* Start *

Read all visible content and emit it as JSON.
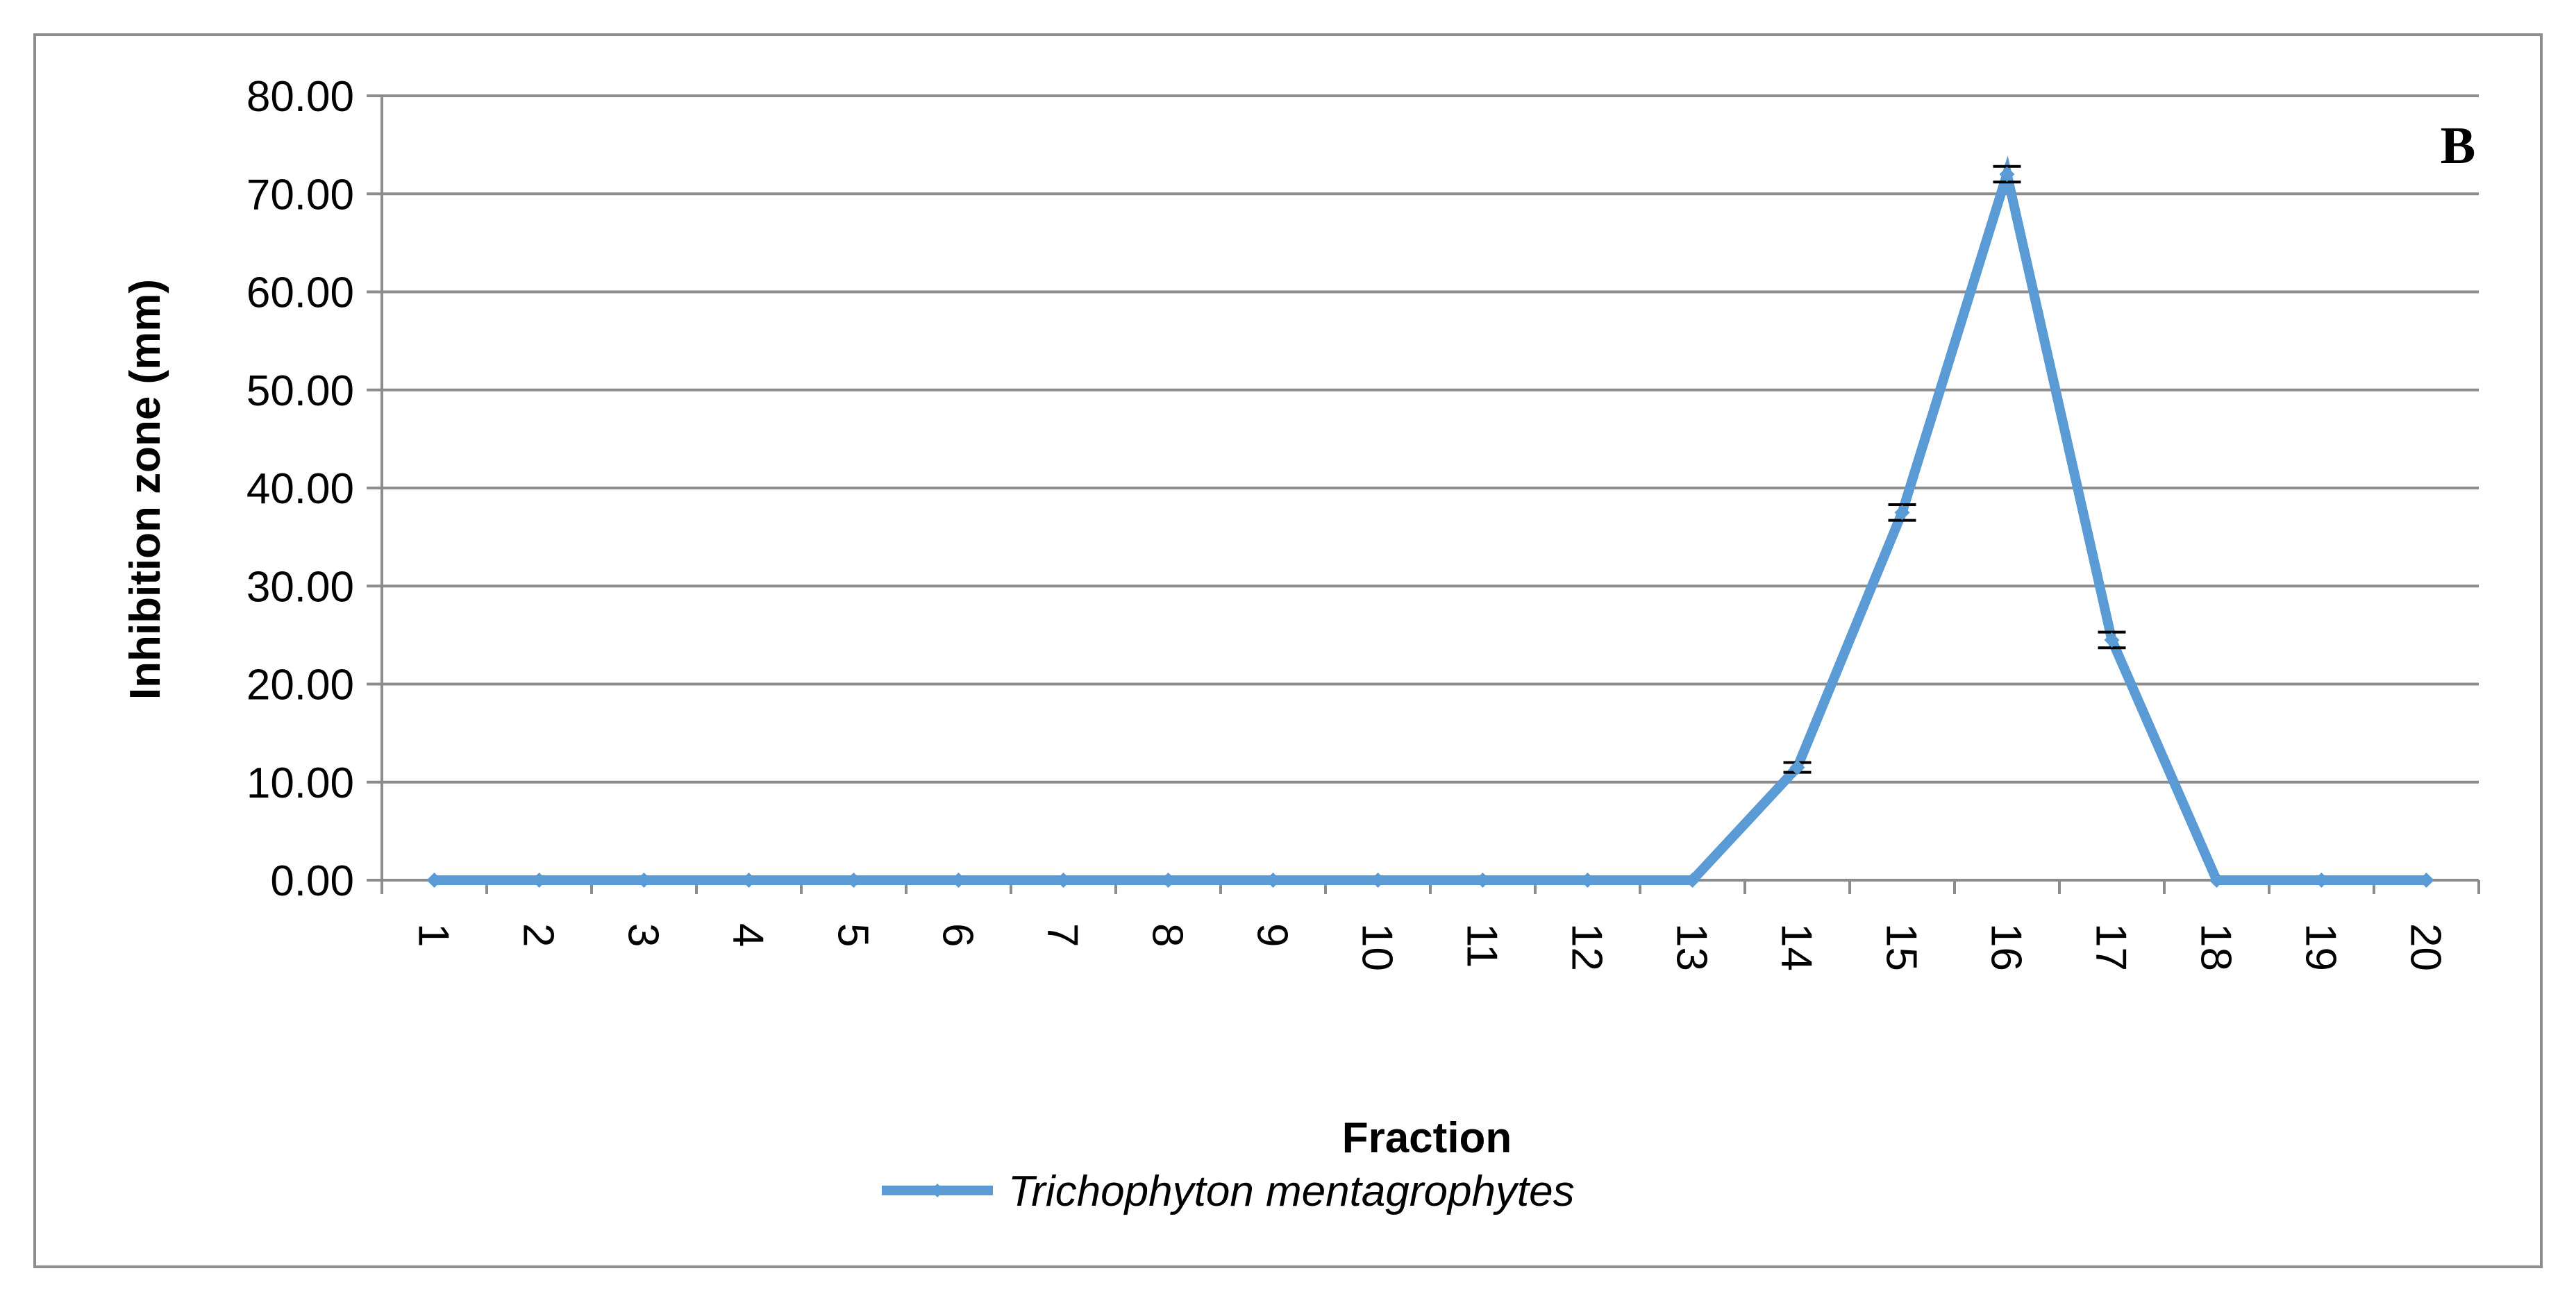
{
  "chart_data": {
    "type": "line",
    "panel_label": "B",
    "xlabel": "Fraction",
    "ylabel": "Inhibition zone (mm)",
    "categories": [
      "1",
      "2",
      "3",
      "4",
      "5",
      "6",
      "7",
      "8",
      "9",
      "10",
      "11",
      "12",
      "13",
      "14",
      "15",
      "16",
      "17",
      "18",
      "19",
      "20"
    ],
    "ylim": [
      0,
      80
    ],
    "yticks": [
      "0.00",
      "10.00",
      "20.00",
      "30.00",
      "40.00",
      "50.00",
      "60.00",
      "70.00",
      "80.00"
    ],
    "grid": true,
    "legend_position": "bottom",
    "series": [
      {
        "name": "Trichophyton mentagrophytes",
        "color": "#5b9bd5",
        "values": [
          0,
          0,
          0,
          0,
          0,
          0,
          0,
          0,
          0,
          0,
          0,
          0,
          0,
          11.5,
          37.5,
          72.0,
          24.5,
          0,
          0,
          0
        ],
        "errors": [
          0,
          0,
          0,
          0,
          0,
          0,
          0,
          0,
          0,
          0,
          0,
          0,
          0,
          0.5,
          0.8,
          0.8,
          0.8,
          0,
          0,
          0
        ]
      }
    ]
  }
}
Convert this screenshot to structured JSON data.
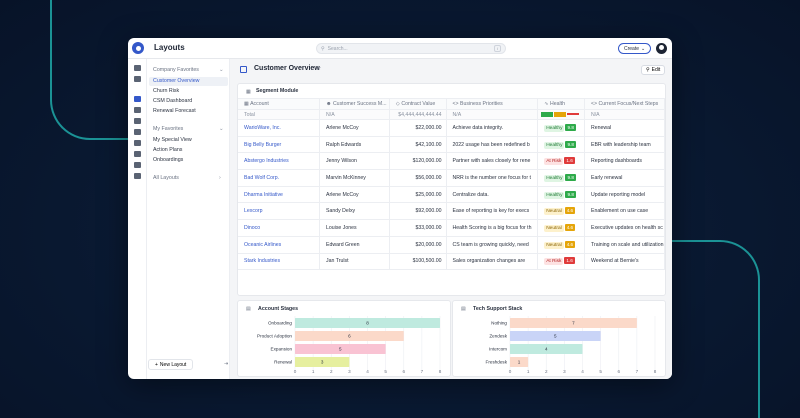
{
  "app": {
    "title": "Layouts",
    "search_placeholder": "Search...",
    "search_shortcut": "/",
    "create_label": "Create"
  },
  "sidebar": {
    "company_favorites_label": "Company Favorites",
    "company_items": [
      {
        "label": "Customer Overview",
        "active": true
      },
      {
        "label": "Churn Risk"
      },
      {
        "label": "CSM Dashboard"
      },
      {
        "label": "Renewal Forecast"
      }
    ],
    "my_favorites_label": "My Favorites",
    "my_items": [
      {
        "label": "My Special View"
      },
      {
        "label": "Action Plans"
      },
      {
        "label": "Onboardings"
      }
    ],
    "all_layouts_label": "All Layouts",
    "new_layout_label": "New Layout"
  },
  "page": {
    "title": "Customer Overview",
    "edit_label": "Edit"
  },
  "segment": {
    "title": "Segment Module",
    "columns": [
      "Account",
      "Customer Success M...",
      "Contract Value",
      "Business Priorities",
      "Health",
      "Current Focus/Next Steps"
    ],
    "total_row": {
      "label": "Total",
      "csm": "N/A",
      "value": "$4,444,444,444.44",
      "priorities": "N/A",
      "focus": "N/A"
    },
    "rows": [
      {
        "account": "WarioWare, Inc.",
        "csm": "Arlene McCoy",
        "value": "$22,000.00",
        "priorities": "Achieve data integrity.",
        "health": "Healthy",
        "score": "9.8",
        "focus": "Renewal"
      },
      {
        "account": "Big Belly Burger",
        "csm": "Ralph Edwards",
        "value": "$42,100.00",
        "priorities": "2022 usage has been redefined b",
        "health": "Healthy",
        "score": "9.8",
        "focus": "EBR with leadership team"
      },
      {
        "account": "Abstergo Industries",
        "csm": "Jenny Wilson",
        "value": "$120,000.00",
        "priorities": "Partner with sales closely for rene",
        "health": "At Risk",
        "score": "1.6",
        "focus": "Reporting dashboards"
      },
      {
        "account": "Bad Wolf Corp.",
        "csm": "Marvin McKinney",
        "value": "$56,000.00",
        "priorities": "NRR is the number one focus for t",
        "health": "Healthy",
        "score": "9.8",
        "focus": "Early renewal"
      },
      {
        "account": "Dharma Initiative",
        "csm": "Arlene McCoy",
        "value": "$25,000.00",
        "priorities": "Centralize data.",
        "health": "Healthy",
        "score": "9.8",
        "focus": "Update reporting model"
      },
      {
        "account": "Lexcorp",
        "csm": "Sandy Delxy",
        "value": "$92,000.00",
        "priorities": "Ease of reporting is key for execs",
        "health": "Neutral",
        "score": "4.6",
        "focus": "Enablement on use case"
      },
      {
        "account": "Dinoco",
        "csm": "Louise Jones",
        "value": "$33,000.00",
        "priorities": "Health Scoring is a big focus for th",
        "health": "Neutral",
        "score": "4.6",
        "focus": "Executive updates on health sc"
      },
      {
        "account": "Oceanic Airlines",
        "csm": "Edward Green",
        "value": "$20,000.00",
        "priorities": "CS team is growing quickly, need",
        "health": "Neutral",
        "score": "4.6",
        "focus": "Training on scale and utilization"
      },
      {
        "account": "Stark Industries",
        "csm": "Jan Trulst",
        "value": "$100,500.00",
        "priorities": "Sales organization changes are",
        "health": "At Risk",
        "score": "1.6",
        "focus": "Weekend at Bernie's"
      }
    ]
  },
  "colors": {
    "accent": "#3458c9",
    "healthy": "#2eaa4a",
    "neutral": "#e5a50a",
    "at_risk": "#e03b3b"
  },
  "chart_data": [
    {
      "type": "bar",
      "orientation": "horizontal",
      "title": "Account Stages",
      "categories": [
        "Onboarding",
        "Product Adoption",
        "Expansion",
        "Renewal"
      ],
      "values": [
        8,
        6,
        5,
        3
      ],
      "colors": [
        "#bfeadf",
        "#fbd9c9",
        "#f9c3d3",
        "#e6ef9f"
      ],
      "xlim": [
        0,
        8
      ],
      "xticks": [
        0,
        1,
        2,
        3,
        4,
        5,
        6,
        7,
        8
      ]
    },
    {
      "type": "bar",
      "orientation": "horizontal",
      "title": "Tech Support Stack",
      "categories": [
        "Nothing",
        "Zendesk",
        "Intercom",
        "Freshdesk"
      ],
      "values": [
        7,
        5,
        4,
        1
      ],
      "colors": [
        "#fbd9c9",
        "#c9d4f7",
        "#bfeadf",
        "#fbd9c9"
      ],
      "xlim": [
        0,
        8
      ],
      "xticks": [
        0,
        1,
        2,
        3,
        4,
        5,
        6,
        7,
        8
      ]
    }
  ]
}
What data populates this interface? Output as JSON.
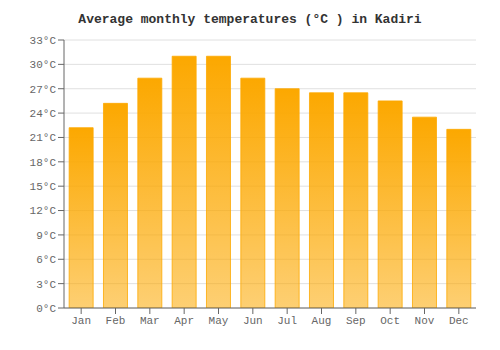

* End *

## WORK TO DO
Copy every entry word for word, but omit the pictures.

## TASK RESULT
Read all visible content and emit it as JSON.
{
  "chart_data": {
    "type": "line",
    "panel_label": "B",
    "xlabel": "Fraction",
    "ylabel": "Inhibition zone (mm)",
    "categories": [
      "1",
      "2",
      "3",
      "4",
      "5",
      "6",
      "7",
      "8",
      "9",
      "10",
      "11",
      "12",
      "13",
      "14",
      "15",
      "16",
      "17",
      "18",
      "19",
      "20"
    ],
    "ylim": [
      0,
      80
    ],
    "yticks": [
      "0.00",
      "10.00",
      "20.00",
      "30.00",
      "40.00",
      "50.00",
      "60.00",
      "70.00",
      "80.00"
    ],
    "grid": true,
    "legend_position": "bottom",
    "series": [
      {
        "name": "Trichophyton mentagrophytes",
        "color": "#5b9bd5",
        "values": [
          0,
          0,
          0,
          0,
          0,
          0,
          0,
          0,
          0,
          0,
          0,
          0,
          0,
          11.5,
          37.5,
          72.0,
          24.5,
          0,
          0,
          0
        ],
        "errors": [
          0,
          0,
          0,
          0,
          0,
          0,
          0,
          0,
          0,
          0,
          0,
          0,
          0,
          0.5,
          0.8,
          0.8,
          0.8,
          0,
          0,
          0
        ]
      }
    ]
  }
}
Convert this screenshot to structured JSON data.
{
  "app": {
    "title": "Layouts",
    "search_placeholder": "Search...",
    "search_shortcut": "/",
    "create_label": "Create"
  },
  "sidebar": {
    "company_favorites_label": "Company Favorites",
    "company_items": [
      {
        "label": "Customer Overview",
        "active": true
      },
      {
        "label": "Churn Risk"
      },
      {
        "label": "CSM Dashboard"
      },
      {
        "label": "Renewal Forecast"
      }
    ],
    "my_favorites_label": "My Favorites",
    "my_items": [
      {
        "label": "My Special View"
      },
      {
        "label": "Action Plans"
      },
      {
        "label": "Onboardings"
      }
    ],
    "all_layouts_label": "All Layouts",
    "new_layout_label": "New Layout"
  },
  "page": {
    "title": "Customer Overview",
    "edit_label": "Edit"
  },
  "segment": {
    "title": "Segment Module",
    "columns": [
      "Account",
      "Customer Success M...",
      "Contract Value",
      "Business Priorities",
      "Health",
      "Current Focus/Next Steps"
    ],
    "total_row": {
      "label": "Total",
      "csm": "N/A",
      "value": "$4,444,444,444.44",
      "priorities": "N/A",
      "focus": "N/A"
    },
    "rows": [
      {
        "account": "WarioWare, Inc.",
        "csm": "Arlene McCoy",
        "value": "$22,000.00",
        "priorities": "Achieve data integrity.",
        "health": "Healthy",
        "score": "9.8",
        "focus": "Renewal"
      },
      {
        "account": "Big Belly Burger",
        "csm": "Ralph Edwards",
        "value": "$42,100.00",
        "priorities": "2022 usage has been redefined b",
        "health": "Healthy",
        "score": "9.8",
        "focus": "EBR with leadership team"
      },
      {
        "account": "Abstergo Industries",
        "csm": "Jenny Wilson",
        "value": "$120,000.00",
        "priorities": "Partner with sales closely for rene",
        "health": "At Risk",
        "score": "1.6",
        "focus": "Reporting dashboards"
      },
      {
        "account": "Bad Wolf Corp.",
        "csm": "Marvin McKinney",
        "value": "$56,000.00",
        "priorities": "NRR is the number one focus for t",
        "health": "Healthy",
        "score": "9.8",
        "focus": "Early renewal"
      },
      {
        "account": "Dharma Initiative",
        "csm": "Arlene McCoy",
        "value": "$25,000.00",
        "priorities": "Centralize data.",
        "health": "Healthy",
        "score": "9.8",
        "focus": "Update reporting model"
      },
      {
        "account": "Lexcorp",
        "csm": "Sandy Delxy",
        "value": "$92,000.00",
        "priorities": "Ease of reporting is key for execs",
        "health": "Neutral",
        "score": "4.6",
        "focus": "Enablement on use case"
      },
      {
        "account": "Dinoco",
        "csm": "Louise Jones",
        "value": "$33,000.00",
        "priorities": "Health Scoring is a big focus for th",
        "health": "Neutral",
        "score": "4.6",
        "focus": "Executive updates on health sc"
      },
      {
        "account": "Oceanic Airlines",
        "csm": "Edward Green",
        "value": "$20,000.00",
        "priorities": "CS team is growing quickly, need",
        "health": "Neutral",
        "score": "4.6",
        "focus": "Training on scale and utilization"
      },
      {
        "account": "Stark Industries",
        "csm": "Jan Trulst",
        "value": "$100,500.00",
        "priorities": "Sales organization changes are",
        "health": "At Risk",
        "score": "1.6",
        "focus": "Weekend at Bernie's"
      }
    ]
  },
  "colors": {
    "accent": "#3458c9",
    "healthy": "#2eaa4a",
    "neutral": "#e5a50a",
    "at_risk": "#e03b3b"
  },
  "chart_data": [
    {
      "type": "bar",
      "orientation": "horizontal",
      "title": "Account Stages",
      "categories": [
        "Onboarding",
        "Product Adoption",
        "Expansion",
        "Renewal"
      ],
      "values": [
        8,
        6,
        5,
        3
      ],
      "colors": [
        "#bfeadf",
        "#fbd9c9",
        "#f9c3d3",
        "#e6ef9f"
      ],
      "xlim": [
        0,
        8
      ],
      "xticks": [
        0,
        1,
        2,
        3,
        4,
        5,
        6,
        7,
        8
      ]
    },
    {
      "type": "bar",
      "orientation": "horizontal",
      "title": "Tech Support Stack",
      "categories": [
        "Nothing",
        "Zendesk",
        "Intercom",
        "Freshdesk"
      ],
      "values": [
        7,
        5,
        4,
        1
      ],
      "colors": [
        "#fbd9c9",
        "#c9d4f7",
        "#bfeadf",
        "#fbd9c9"
      ],
      "xlim": [
        0,
        8
      ],
      "xticks": [
        0,
        1,
        2,
        3,
        4,
        5,
        6,
        7,
        8
      ]
    }
  ]
}
What data populates this interface? Output as JSON.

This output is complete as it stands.